[Start Given information]

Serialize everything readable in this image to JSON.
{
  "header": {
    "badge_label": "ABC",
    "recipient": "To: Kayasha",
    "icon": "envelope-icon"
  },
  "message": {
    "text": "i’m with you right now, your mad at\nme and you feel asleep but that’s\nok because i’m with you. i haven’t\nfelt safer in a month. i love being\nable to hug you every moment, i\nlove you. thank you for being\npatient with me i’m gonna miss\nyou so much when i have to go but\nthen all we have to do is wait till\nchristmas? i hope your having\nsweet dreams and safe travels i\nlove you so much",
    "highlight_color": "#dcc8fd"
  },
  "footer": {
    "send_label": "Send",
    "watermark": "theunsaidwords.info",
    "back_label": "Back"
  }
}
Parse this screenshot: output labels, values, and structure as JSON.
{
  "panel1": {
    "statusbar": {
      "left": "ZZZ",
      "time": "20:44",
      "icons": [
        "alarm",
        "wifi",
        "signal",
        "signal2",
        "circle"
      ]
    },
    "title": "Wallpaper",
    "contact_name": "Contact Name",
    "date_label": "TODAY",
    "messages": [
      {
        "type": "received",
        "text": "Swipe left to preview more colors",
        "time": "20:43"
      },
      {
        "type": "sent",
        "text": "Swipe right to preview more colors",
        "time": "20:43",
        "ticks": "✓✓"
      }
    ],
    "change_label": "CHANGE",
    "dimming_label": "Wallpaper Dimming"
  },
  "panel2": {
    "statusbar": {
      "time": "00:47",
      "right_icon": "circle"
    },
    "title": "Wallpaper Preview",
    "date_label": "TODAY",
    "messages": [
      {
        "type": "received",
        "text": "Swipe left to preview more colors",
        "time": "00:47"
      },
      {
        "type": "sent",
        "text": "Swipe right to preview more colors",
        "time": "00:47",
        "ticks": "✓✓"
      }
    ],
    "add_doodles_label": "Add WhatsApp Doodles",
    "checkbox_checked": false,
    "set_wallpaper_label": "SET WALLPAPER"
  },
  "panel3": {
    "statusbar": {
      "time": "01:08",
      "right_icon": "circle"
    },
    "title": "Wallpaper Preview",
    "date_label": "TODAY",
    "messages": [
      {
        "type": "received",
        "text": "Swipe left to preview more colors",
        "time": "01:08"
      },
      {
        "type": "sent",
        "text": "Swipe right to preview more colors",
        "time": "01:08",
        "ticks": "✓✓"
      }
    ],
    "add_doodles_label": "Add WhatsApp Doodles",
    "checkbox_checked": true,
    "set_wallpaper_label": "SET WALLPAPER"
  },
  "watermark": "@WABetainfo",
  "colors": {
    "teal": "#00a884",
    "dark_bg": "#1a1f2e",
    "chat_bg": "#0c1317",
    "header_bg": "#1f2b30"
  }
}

[End Given information]

Work to be completed:
Return all lines with the word "watermark" in them.

Solution to the exercise:
    "watermark": "theunsaidwords.info",
  "watermark": "@WABetainfo",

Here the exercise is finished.